Task goal – How many lines in the records below contain the word "coast"? Give only the number.

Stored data
· · · · · · ·

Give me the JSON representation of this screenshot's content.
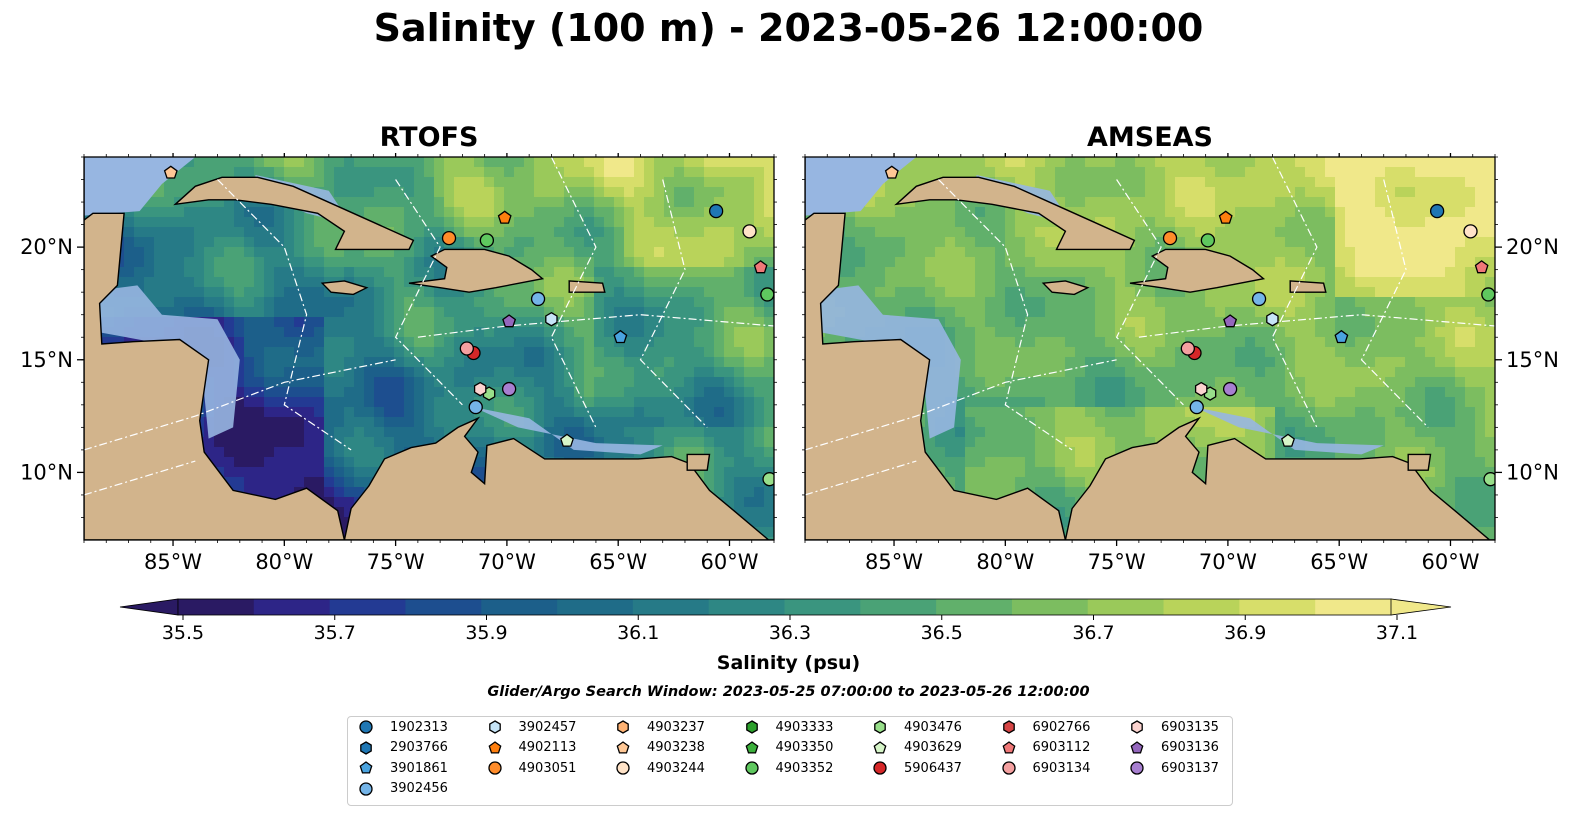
{
  "figure": {
    "title": "Salinity (100 m) - 2023-05-26 12:00:00",
    "search_window": "Glider/Argo Search Window: 2023-05-25 07:00:00 to 2023-05-26 12:00:00"
  },
  "colors": {
    "land": "#d2b48c",
    "ocean_shallow": "#97b6e1",
    "coast": "#000000",
    "colormap": [
      "#2a1a63",
      "#2d2587",
      "#233a93",
      "#1d4e8f",
      "#1c5f8a",
      "#1f6c88",
      "#267a87",
      "#2e8784",
      "#3a957f",
      "#4aa276",
      "#61b06b",
      "#7cbd60",
      "#9ac95a",
      "#b9d35a",
      "#d7de6a",
      "#f0e88a"
    ]
  },
  "chart_data": [
    {
      "type": "heatmap",
      "title": "RTOFS",
      "variable": "salinity",
      "depth": "100 m",
      "x_extent_lon": [
        -89,
        -58
      ],
      "y_extent_lat": [
        7,
        24
      ],
      "xticks": [
        "85°W",
        "80°W",
        "75°W",
        "70°W",
        "65°W",
        "60°W"
      ],
      "yticks": [
        "20°N",
        "15°N",
        "10°N"
      ],
      "ytick_side": "left",
      "predominant_salinity": "low (35.6–36.1) in western Caribbean, high (36.5–37.1) north and east"
    },
    {
      "type": "heatmap",
      "title": "AMSEAS",
      "variable": "salinity",
      "depth": "100 m",
      "x_extent_lon": [
        -89,
        -58
      ],
      "y_extent_lat": [
        7,
        24
      ],
      "xticks": [
        "85°W",
        "80°W",
        "75°W",
        "70°W",
        "65°W",
        "60°W"
      ],
      "yticks": [
        "20°N",
        "15°N",
        "10°N"
      ],
      "ytick_side": "right",
      "predominant_salinity": "moderate (36.3–36.9) across basin, higher near Venezuela coast"
    }
  ],
  "colorbar": {
    "label": "Salinity (psu)",
    "vmin": 35.5,
    "vmax": 37.1,
    "extend": "both",
    "ticks": [
      "35.5",
      "35.7",
      "35.9",
      "36.1",
      "36.3",
      "36.5",
      "36.7",
      "36.9",
      "37.1"
    ]
  },
  "observations": [
    {
      "id": "1902313",
      "marker": "circle",
      "color": "#1f77b4",
      "lon": -60.6,
      "lat": 21.6
    },
    {
      "id": "2903766",
      "marker": "hexagon",
      "color": "#1f77b4",
      "lon": null,
      "lat": null
    },
    {
      "id": "3901861",
      "marker": "pentagon",
      "color": "#4aa3df",
      "lon": -64.9,
      "lat": 16.0
    },
    {
      "id": "3902456",
      "marker": "circle",
      "color": "#74b4e8",
      "lon": -68.6,
      "lat": 17.7
    },
    {
      "id": "3902457",
      "marker": "hexagon",
      "color": "#c6e4f7",
      "lon": -68.0,
      "lat": 16.8
    },
    {
      "id": "4902113",
      "marker": "pentagon",
      "color": "#ff7f0e",
      "lon": -70.1,
      "lat": 21.3
    },
    {
      "id": "4903051",
      "marker": "circle",
      "color": "#ff8c2a",
      "lon": -72.6,
      "lat": 20.4
    },
    {
      "id": "4903237",
      "marker": "hexagon",
      "color": "#ffb374",
      "lon": null,
      "lat": null
    },
    {
      "id": "4903238",
      "marker": "pentagon",
      "color": "#ffc896",
      "lon": -85.1,
      "lat": 23.3
    },
    {
      "id": "4903244",
      "marker": "circle",
      "color": "#ffe3c8",
      "lon": -59.1,
      "lat": 20.7
    },
    {
      "id": "4903333",
      "marker": "hexagon",
      "color": "#2ca02c",
      "lon": null,
      "lat": null
    },
    {
      "id": "4903350",
      "marker": "pentagon",
      "color": "#3cb03c",
      "lon": null,
      "lat": null
    },
    {
      "id": "4903352",
      "marker": "circle",
      "color": "#5fc85f",
      "lon": -70.9,
      "lat": 20.3
    },
    {
      "id": "4903476",
      "marker": "hexagon",
      "color": "#98df8a",
      "lon": -70.8,
      "lat": 13.5
    },
    {
      "id": "4903629",
      "marker": "pentagon",
      "color": "#d6f5c8",
      "lon": -67.3,
      "lat": 11.4
    },
    {
      "id": "5906437",
      "marker": "circle",
      "color": "#d62728",
      "lon": -71.5,
      "lat": 15.3
    },
    {
      "id": "6902766",
      "marker": "hexagon",
      "color": "#d64545",
      "lon": null,
      "lat": null
    },
    {
      "id": "6903112",
      "marker": "pentagon",
      "color": "#f07878",
      "lon": -58.6,
      "lat": 19.1
    },
    {
      "id": "6903134",
      "marker": "circle",
      "color": "#f4a0a0",
      "lon": -71.8,
      "lat": 15.5
    },
    {
      "id": "6903135",
      "marker": "hexagon",
      "color": "#fbd3cf",
      "lon": -71.2,
      "lat": 13.7
    },
    {
      "id": "6903136",
      "marker": "pentagon",
      "color": "#9467bd",
      "lon": -69.9,
      "lat": 16.7
    },
    {
      "id": "6903137",
      "marker": "circle",
      "color": "#a77fd0",
      "lon": -69.9,
      "lat": 13.7
    },
    {
      "id": "extra-1",
      "marker": "circle",
      "color": "#5fc85f",
      "lon": -58.3,
      "lat": 17.9
    },
    {
      "id": "extra-2",
      "marker": "circle",
      "color": "#98df8a",
      "lon": -58.2,
      "lat": 9.7
    },
    {
      "id": "extra-3",
      "marker": "circle",
      "color": "#74b4e8",
      "lon": -71.4,
      "lat": 12.9
    }
  ],
  "legend": {
    "items": [
      "1902313",
      "2903766",
      "3901861",
      "3902456",
      "3902457",
      "4902113",
      "4903051",
      "4903237",
      "4903238",
      "4903244",
      "4903333",
      "4903350",
      "4903352",
      "4903476",
      "4903629",
      "5906437",
      "6902766",
      "6903112",
      "6903134",
      "6903135",
      "6903136",
      "6903137"
    ]
  }
}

· · · · · · ·

Solved problem – 2